RECORDS SHOWN.
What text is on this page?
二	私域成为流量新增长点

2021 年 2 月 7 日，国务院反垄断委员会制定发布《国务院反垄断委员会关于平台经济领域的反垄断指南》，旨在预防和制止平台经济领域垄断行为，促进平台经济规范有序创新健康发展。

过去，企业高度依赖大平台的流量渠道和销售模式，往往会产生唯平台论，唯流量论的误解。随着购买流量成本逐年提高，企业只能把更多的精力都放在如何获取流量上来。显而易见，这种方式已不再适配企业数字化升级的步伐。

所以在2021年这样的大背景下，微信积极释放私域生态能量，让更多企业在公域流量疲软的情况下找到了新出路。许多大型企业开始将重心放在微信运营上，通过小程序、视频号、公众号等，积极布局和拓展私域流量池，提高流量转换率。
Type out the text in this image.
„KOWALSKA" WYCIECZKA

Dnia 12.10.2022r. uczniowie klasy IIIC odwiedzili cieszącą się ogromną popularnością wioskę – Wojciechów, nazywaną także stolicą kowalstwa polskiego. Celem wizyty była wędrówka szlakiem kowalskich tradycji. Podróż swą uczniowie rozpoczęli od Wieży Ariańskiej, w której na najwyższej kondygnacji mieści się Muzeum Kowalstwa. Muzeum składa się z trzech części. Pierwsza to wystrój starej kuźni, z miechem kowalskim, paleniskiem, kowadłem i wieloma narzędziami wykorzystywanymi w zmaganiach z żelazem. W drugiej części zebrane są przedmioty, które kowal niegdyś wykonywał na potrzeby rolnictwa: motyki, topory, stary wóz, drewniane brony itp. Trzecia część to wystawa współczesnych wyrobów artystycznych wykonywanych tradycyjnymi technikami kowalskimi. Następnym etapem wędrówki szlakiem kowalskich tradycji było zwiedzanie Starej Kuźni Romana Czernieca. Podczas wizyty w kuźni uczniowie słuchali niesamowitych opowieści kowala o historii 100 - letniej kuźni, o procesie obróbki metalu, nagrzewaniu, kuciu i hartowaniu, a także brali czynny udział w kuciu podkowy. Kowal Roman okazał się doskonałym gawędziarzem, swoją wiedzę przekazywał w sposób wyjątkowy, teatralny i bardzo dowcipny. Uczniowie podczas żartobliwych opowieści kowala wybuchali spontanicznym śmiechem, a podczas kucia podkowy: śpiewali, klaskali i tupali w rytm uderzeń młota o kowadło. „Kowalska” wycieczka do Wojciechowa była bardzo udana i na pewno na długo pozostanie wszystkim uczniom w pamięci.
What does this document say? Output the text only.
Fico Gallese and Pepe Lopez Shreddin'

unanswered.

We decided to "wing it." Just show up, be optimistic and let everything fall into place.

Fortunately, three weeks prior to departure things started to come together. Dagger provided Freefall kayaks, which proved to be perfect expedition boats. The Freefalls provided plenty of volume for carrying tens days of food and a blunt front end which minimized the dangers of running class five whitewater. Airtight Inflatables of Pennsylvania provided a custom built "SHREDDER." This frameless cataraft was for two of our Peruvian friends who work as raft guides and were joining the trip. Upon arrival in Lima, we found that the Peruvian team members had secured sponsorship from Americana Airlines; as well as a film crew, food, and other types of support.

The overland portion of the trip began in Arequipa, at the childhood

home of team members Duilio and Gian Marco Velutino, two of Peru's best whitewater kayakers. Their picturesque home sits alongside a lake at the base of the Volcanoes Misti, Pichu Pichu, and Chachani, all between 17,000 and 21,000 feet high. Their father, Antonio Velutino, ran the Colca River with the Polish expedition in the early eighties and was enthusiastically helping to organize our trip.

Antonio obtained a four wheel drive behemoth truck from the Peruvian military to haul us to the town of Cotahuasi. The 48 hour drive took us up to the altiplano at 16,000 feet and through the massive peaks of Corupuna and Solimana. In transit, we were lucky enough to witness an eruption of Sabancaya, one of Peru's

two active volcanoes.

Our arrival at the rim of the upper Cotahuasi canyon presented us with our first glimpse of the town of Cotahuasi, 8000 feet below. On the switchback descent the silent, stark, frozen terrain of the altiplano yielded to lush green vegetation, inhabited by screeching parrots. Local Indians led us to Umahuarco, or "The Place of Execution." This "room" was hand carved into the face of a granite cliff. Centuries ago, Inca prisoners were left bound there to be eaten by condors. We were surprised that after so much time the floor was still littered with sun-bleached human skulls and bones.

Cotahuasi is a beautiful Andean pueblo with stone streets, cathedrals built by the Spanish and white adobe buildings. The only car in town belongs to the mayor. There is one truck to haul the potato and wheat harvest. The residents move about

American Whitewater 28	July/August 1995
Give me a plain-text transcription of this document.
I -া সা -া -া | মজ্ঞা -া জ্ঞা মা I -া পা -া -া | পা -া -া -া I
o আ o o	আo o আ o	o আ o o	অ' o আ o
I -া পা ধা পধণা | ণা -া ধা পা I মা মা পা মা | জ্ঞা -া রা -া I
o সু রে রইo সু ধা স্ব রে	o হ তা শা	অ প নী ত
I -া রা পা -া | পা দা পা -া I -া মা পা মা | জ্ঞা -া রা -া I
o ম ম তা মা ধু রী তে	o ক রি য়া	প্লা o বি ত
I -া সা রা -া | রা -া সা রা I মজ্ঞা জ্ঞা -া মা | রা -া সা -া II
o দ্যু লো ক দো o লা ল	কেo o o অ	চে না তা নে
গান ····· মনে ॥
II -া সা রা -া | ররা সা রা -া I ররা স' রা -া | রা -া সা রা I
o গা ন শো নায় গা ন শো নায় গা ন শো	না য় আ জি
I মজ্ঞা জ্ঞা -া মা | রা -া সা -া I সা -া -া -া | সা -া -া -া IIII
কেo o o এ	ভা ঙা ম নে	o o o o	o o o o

TASK DIRECTIONS. Extract every line above exactly as it stands.

SOLUTION FOR THIS TASK.
What text is on this page?
二	私域成为流量新增长点

2021 年 2 月 7 日，国务院反垄断委员会制定发布《国务院反垄断委员会关于平台经济领域的反垄断指南》，旨在预防和制止平台经济领域垄断行为，促进平台经济规范有序创新健康发展。

过去，企业高度依赖大平台的流量渠道和销售模式，往往会产生唯平台论，唯流量论的误解。随着购买流量成本逐年提高，企业只能把更多的精力都放在如何获取流量上来。显而易见，这种方式已不再适配企业数字化升级的步伐。

所以在2021年这样的大背景下，微信积极释放私域生态能量，让更多企业在公域流量疲软的情况下找到了新出路。许多大型企业开始将重心放在微信运营上，通过小程序、视频号、公众号等，积极布局和拓展私域流量池，提高流量转换率。
Type out the text in this image.
„KOWALSKA" WYCIECZKA

Dnia 12.10.2022r. uczniowie klasy IIIC odwiedzili cieszącą się ogromną popularnością wioskę – Wojciechów, nazywaną także stolicą kowalstwa polskiego. Celem wizyty była wędrówka szlakiem kowalskich tradycji. Podróż swą uczniowie rozpoczęli od Wieży Ariańskiej, w której na najwyższej kondygnacji mieści się Muzeum Kowalstwa. Muzeum składa się z trzech części. Pierwsza to wystrój starej kuźni, z miechem kowalskim, paleniskiem, kowadłem i wieloma narzędziami wykorzystywanymi w zmaganiach z żelazem. W drugiej części zebrane są przedmioty, które kowal niegdyś wykonywał na potrzeby rolnictwa: motyki, topory, stary wóz, drewniane brony itp. Trzecia część to wystawa współczesnych wyrobów artystycznych wykonywanych tradycyjnymi technikami kowalskimi. Następnym etapem wędrówki szlakiem kowalskich tradycji było zwiedzanie Starej Kuźni Romana Czernieca. Podczas wizyty w kuźni uczniowie słuchali niesamowitych opowieści kowala o historii 100 - letniej kuźni, o procesie obróbki metalu, nagrzewaniu, kuciu i hartowaniu, a także brali czynny udział w kuciu podkowy. Kowal Roman okazał się doskonałym gawędziarzem, swoją wiedzę przekazywał w sposób wyjątkowy, teatralny i bardzo dowcipny. Uczniowie podczas żartobliwych opowieści kowala wybuchali spontanicznym śmiechem, a podczas kucia podkowy: śpiewali, klaskali i tupali w rytm uderzeń młota o kowadło. „Kowalska” wycieczka do Wojciechowa była bardzo udana i na pewno na długo pozostanie wszystkim uczniom w pamięci.
What does this document say? Output the text only.
Fico Gallese and Pepe Lopez Shreddin'

unanswered.

We decided to "wing it." Just show up, be optimistic and let everything fall into place.

Fortunately, three weeks prior to departure things started to come together. Dagger provided Freefall kayaks, which proved to be perfect expedition boats. The Freefalls provided plenty of volume for carrying tens days of food and a blunt front end which minimized the dangers of running class five whitewater. Airtight Inflatables of Pennsylvania provided a custom built "SHREDDER." This frameless cataraft was for two of our Peruvian friends who work as raft guides and were joining the trip. Upon arrival in Lima, we found that the Peruvian team members had secured sponsorship from Americana Airlines; as well as a film crew, food, and other types of support.

The overland portion of the trip began in Arequipa, at the childhood

home of team members Duilio and Gian Marco Velutino, two of Peru's best whitewater kayakers. Their picturesque home sits alongside a lake at the base of the Volcanoes Misti, Pichu Pichu, and Chachani, all between 17,000 and 21,000 feet high. Their father, Antonio Velutino, ran the Colca River with the Polish expedition in the early eighties and was enthusiastically helping to organize our trip.

Antonio obtained a four wheel drive behemoth truck from the Peruvian military to haul us to the town of Cotahuasi. The 48 hour drive took us up to the altiplano at 16,000 feet and through the massive peaks of Corupuna and Solimana. In transit, we were lucky enough to witness an eruption of Sabancaya, one of Peru's

two active volcanoes.

Our arrival at the rim of the upper Cotahuasi canyon presented us with our first glimpse of the town of Cotahuasi, 8000 feet below. On the switchback descent the silent, stark, frozen terrain of the altiplano yielded to lush green vegetation, inhabited by screeching parrots. Local Indians led us to Umahuarco, or "The Place of Execution." This "room" was hand carved into the face of a granite cliff. Centuries ago, Inca prisoners were left bound there to be eaten by condors. We were surprised that after so much time the floor was still littered with sun-bleached human skulls and bones.

Cotahuasi is a beautiful Andean pueblo with stone streets, cathedrals built by the Spanish and white adobe buildings. The only car in town belongs to the mayor. There is one truck to haul the potato and wheat harvest. The residents move about

American Whitewater 28	July/August 1995
Give me a plain-text transcription of this document.
I -া সা -া -া | মজ্ঞা -া জ্ঞা মা I -া পা -া -া | পা -া -া -া I
o আ o o	আo o আ o	o আ o o	অ' o আ o
I -া পা ধা পধণা | ণা -া ধা পা I মা মা পা মা | জ্ঞা -া রা -া I
o সু রে রইo সু ধা স্ব রে	o হ তা শা	অ প নী ত
I -া রা পা -া | পা দা পা -া I -া মা পা মা | জ্ঞা -া রা -া I
o ম ম তা মা ধু রী তে	o ক রি য়া	প্লা o বি ত
I -া সা রা -া | রা -া সা রা I মজ্ঞা জ্ঞা -া মা | রা -া সা -া II
o দ্যু লো ক দো o লা ল	কেo o o অ	চে না তা নে
গান ····· মনে ॥
II -া সা রা -া | ররা সা রা -া I ররা স' রা -া | রা -া সা রা I
o গা ন শো নায় গা ন শো নায় গা ন শো	না য় আ জি
I মজ্ঞা জ্ঞা -া মা | রা -া সা -া I সা -া -া -া | সা -া -া -া IIII
কেo o o এ	ভা ঙা ম নে	o o o o	o o o o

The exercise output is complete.